Exercises to complete >>
A - Rewrite the patent text on interconnect structures, starting with "There is a present" and going on through "external circuit elements.", replacing "external circuit elements" with "external devices".
B - Write the next part of the patent text on interconnect structures, picking up after its final sentence.

13. The method as claimed in claim 12, wherein said step of forming said dielectric element includes pressing a layer including an uncured resin over said plurality of metal interconnect patterns.
14. The method as claimed in claim 12, wherein said metal interconnect patterns are first metal interconnect patterns embedded in first recesses extending inwardly from said first major surface, said method further comprising providing a second structure including a third metal layer overlying a fourth metal layer and patterning a plurality of second metal interconnect patterns from said third metal layer, said step of forming said dielectric element including pressing said second structure onto a second major surface of said dielectric element remote from said first major surface and removing said fourth metal layer selectively to said plurality of second metal interconnect patterns, such that said second metal interconnect patterns are embedded in said second major surface of said dielectric element and said second metal interconnect patterns have outer surfaces co-planar with said second major surface, said method further comprising:
forming a through hole extending through said dielectric element between said first metal interconnect patterns and said second metal interconnect patterns; and
forming a conductor lining said through hole to connect said first metal interconnect patterns to said second metal interconnect patterns simultaneously when forming said projecting conductive film.
Description
CROSS-REFERENCE TO RELATED APPLICATIONS

This application is a continuation of U.S. application Ser. No. 11/541,734, filed Oct. 2, 2006, which is a continuation of U.S. application Ser. No. 11/338,455, filed Jan. 24, 2006, the disclosures of which is hereby incorporated herein by reference. The present application is based upon and claims the benefit of priority from Japanese Patent Application No. 2005-15970, filed Jan. 24, 2005, the disclosure of which is incorporated herein by reference.

BACKGROUND OF THE INVENTION

The present invention specifically relates to interconnect structures for microelectronics, e.g., in the packaging of microelectronic units such as integrated circuits (“ICS” or “chips”) and other interconnect structures, e.g., circuit panels such as includes printed or other types of wiring boards.

There is a present need to provide interconnect elements having either a single layer or multiple layers of metal interconnect patterns permitting selective interconnection to external circuit elements.

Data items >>
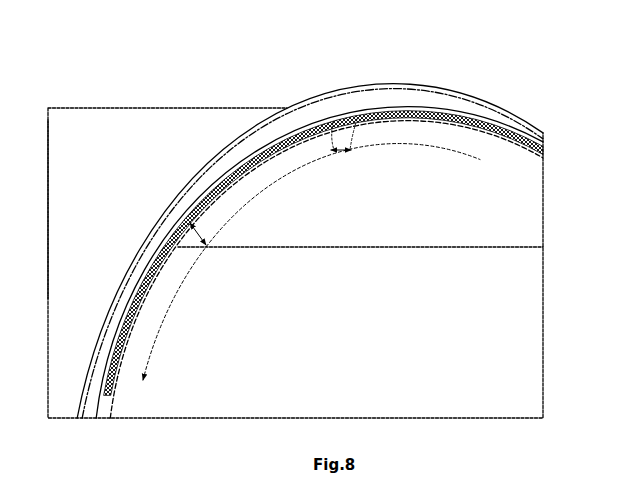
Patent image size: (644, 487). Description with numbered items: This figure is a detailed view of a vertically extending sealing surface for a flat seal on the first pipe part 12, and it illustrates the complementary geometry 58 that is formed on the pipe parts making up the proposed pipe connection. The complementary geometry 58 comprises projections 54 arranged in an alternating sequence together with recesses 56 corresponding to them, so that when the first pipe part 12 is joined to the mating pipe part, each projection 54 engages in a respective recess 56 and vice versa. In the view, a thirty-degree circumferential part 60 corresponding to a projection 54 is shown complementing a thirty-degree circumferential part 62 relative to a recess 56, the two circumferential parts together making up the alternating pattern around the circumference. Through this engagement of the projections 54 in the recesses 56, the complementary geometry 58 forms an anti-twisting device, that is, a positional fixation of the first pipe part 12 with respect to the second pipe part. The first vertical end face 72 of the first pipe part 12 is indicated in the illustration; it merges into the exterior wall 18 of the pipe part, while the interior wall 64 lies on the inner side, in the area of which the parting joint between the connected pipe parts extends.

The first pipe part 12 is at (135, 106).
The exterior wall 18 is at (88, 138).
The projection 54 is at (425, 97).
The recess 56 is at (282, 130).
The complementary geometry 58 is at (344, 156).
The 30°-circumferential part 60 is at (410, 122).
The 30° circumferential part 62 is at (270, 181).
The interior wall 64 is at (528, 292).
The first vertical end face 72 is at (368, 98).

* * *

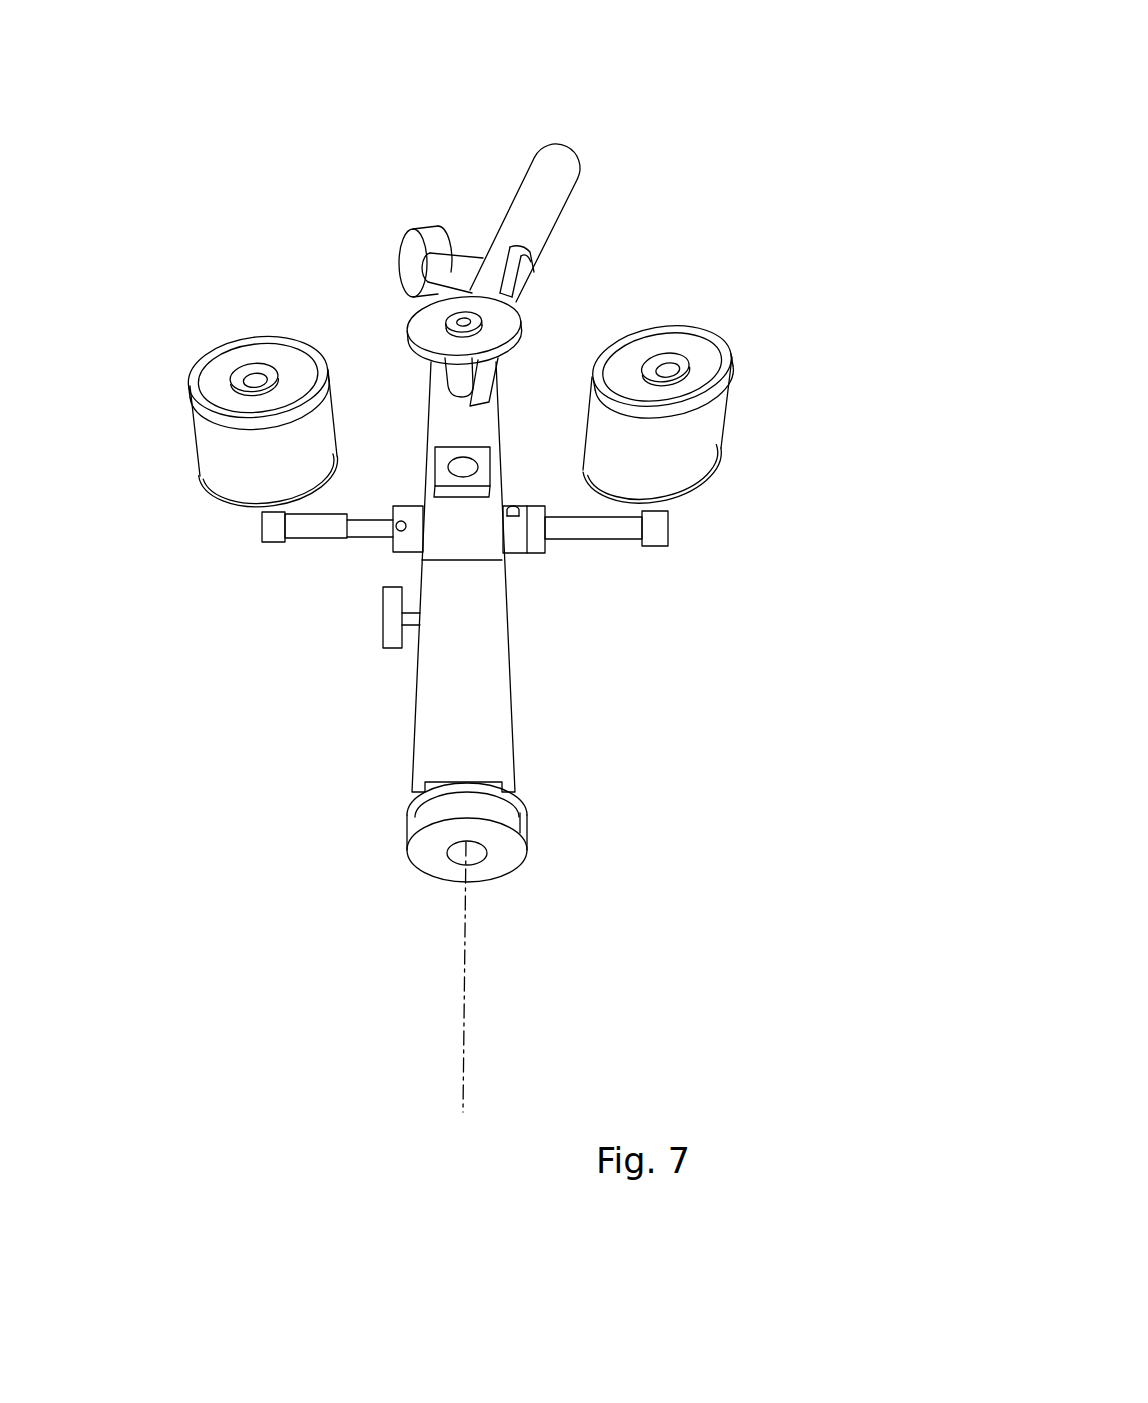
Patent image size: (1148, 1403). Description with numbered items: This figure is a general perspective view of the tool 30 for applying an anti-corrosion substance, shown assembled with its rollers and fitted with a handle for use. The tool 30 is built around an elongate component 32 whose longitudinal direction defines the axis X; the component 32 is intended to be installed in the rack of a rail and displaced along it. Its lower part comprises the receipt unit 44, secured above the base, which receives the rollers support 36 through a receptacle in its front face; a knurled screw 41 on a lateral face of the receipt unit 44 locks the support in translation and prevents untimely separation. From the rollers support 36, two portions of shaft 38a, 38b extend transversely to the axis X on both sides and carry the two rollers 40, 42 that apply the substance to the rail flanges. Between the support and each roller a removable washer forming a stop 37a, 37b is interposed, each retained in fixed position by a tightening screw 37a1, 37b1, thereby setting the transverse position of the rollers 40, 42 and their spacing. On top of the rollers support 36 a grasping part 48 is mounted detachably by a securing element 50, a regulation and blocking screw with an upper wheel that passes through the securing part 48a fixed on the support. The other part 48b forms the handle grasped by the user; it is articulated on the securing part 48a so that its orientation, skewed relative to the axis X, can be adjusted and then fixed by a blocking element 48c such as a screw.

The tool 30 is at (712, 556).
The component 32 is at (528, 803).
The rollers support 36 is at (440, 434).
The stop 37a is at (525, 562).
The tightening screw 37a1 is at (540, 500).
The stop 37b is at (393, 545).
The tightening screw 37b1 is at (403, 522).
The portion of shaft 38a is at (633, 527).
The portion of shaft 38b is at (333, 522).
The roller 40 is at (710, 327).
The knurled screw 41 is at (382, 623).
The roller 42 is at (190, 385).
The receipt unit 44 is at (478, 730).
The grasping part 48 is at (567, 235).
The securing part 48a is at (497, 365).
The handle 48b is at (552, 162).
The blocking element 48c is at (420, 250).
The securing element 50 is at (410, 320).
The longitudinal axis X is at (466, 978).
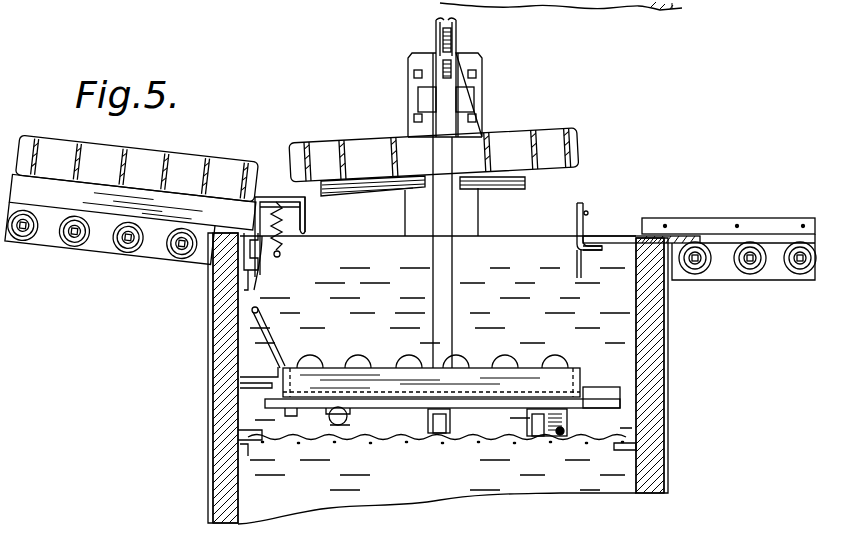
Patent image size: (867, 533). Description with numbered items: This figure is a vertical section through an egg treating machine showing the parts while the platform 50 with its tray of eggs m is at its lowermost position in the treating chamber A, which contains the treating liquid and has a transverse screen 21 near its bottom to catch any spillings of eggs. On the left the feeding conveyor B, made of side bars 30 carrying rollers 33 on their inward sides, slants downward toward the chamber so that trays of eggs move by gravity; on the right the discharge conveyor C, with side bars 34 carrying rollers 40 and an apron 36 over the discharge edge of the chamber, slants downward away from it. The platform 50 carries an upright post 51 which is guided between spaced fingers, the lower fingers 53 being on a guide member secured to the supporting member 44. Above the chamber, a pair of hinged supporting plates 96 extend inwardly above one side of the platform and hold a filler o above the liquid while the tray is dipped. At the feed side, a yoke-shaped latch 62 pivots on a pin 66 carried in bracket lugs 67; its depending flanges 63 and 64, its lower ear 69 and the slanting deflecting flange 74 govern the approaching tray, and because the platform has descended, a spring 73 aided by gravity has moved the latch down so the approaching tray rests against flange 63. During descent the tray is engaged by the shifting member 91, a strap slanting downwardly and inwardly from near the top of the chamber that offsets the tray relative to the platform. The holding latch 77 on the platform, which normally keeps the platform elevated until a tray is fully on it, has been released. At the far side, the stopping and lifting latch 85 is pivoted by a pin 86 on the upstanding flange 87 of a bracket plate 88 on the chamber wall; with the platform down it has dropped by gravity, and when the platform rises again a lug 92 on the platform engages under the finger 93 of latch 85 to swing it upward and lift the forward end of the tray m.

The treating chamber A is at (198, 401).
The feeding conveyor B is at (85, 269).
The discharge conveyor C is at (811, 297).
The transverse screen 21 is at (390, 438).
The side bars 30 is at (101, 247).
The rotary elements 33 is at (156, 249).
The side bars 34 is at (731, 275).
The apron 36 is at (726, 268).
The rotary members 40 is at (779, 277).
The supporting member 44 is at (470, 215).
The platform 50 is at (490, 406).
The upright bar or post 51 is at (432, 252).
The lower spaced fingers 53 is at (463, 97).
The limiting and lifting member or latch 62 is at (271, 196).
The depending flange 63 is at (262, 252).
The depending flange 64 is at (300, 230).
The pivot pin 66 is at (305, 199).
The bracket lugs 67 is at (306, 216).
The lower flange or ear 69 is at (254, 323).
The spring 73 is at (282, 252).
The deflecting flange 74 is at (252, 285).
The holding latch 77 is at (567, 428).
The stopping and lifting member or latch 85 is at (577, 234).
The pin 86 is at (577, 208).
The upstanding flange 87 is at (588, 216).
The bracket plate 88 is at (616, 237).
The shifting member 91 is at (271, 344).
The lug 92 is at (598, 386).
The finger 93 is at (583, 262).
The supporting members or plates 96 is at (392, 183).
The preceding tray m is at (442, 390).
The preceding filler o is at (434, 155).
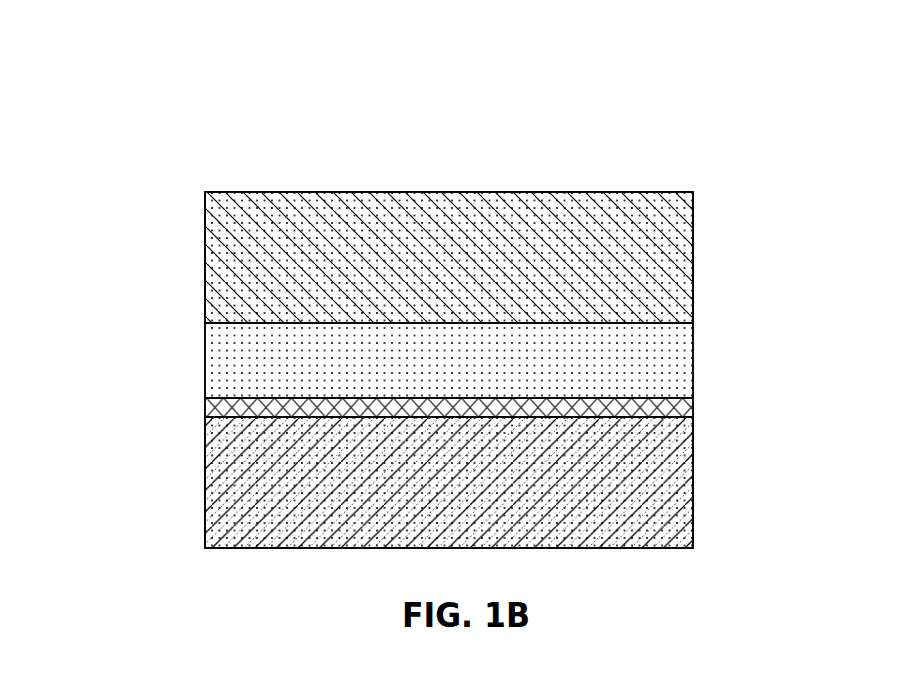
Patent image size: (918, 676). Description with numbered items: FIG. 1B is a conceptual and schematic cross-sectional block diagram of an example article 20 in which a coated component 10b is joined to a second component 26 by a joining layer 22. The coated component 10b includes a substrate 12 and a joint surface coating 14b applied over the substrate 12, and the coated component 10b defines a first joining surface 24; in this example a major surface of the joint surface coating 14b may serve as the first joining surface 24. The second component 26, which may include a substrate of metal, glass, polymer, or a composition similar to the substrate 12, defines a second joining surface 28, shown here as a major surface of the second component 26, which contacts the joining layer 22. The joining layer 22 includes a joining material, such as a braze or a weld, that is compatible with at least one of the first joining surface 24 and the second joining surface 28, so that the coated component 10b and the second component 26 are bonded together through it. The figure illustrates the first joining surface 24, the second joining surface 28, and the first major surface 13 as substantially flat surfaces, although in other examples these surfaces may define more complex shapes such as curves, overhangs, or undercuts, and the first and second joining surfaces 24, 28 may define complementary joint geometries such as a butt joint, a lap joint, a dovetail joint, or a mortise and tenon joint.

Answers to the tasks >>
A -
There is a present need to provide interconnect elements having either a single layer or multiple layers of metal interconnect patterns permitting selective interconnection to external devices.

B -
SUMMARY OF THE INVENTION

In accordance with an aspect of the invention, an interconnect element includes a dielectric element having a major surface. Metal interconnect patterns extending in one or more directions of the major surface are embedded in recesses which extend inwardly from the major surface. Outer surfaces of the interconnect patterns are substantially co-planar with the major surface. A projecting conductive film extends over the major surface in at least one direction parallel to a plane defined by the major surface. The projecting conductive film contacts the dielectric element along at least a portion of the major surface and conductively contacts an outer surface of at least one of the metal interconnect patterns.

In accordance with one or more preferred aspects of the invention, the interconnect element may further include an insulating cover film overlying only a portion of the major surface and at least one of the metal interconnect patterns such that the projecting conductive film is exposed by the insulating cover film.

In accordance with one or more preferred aspects of the invention, at least a portion of the projecting conductive film conductively interconnects respective ones of the metal interconnect patterns.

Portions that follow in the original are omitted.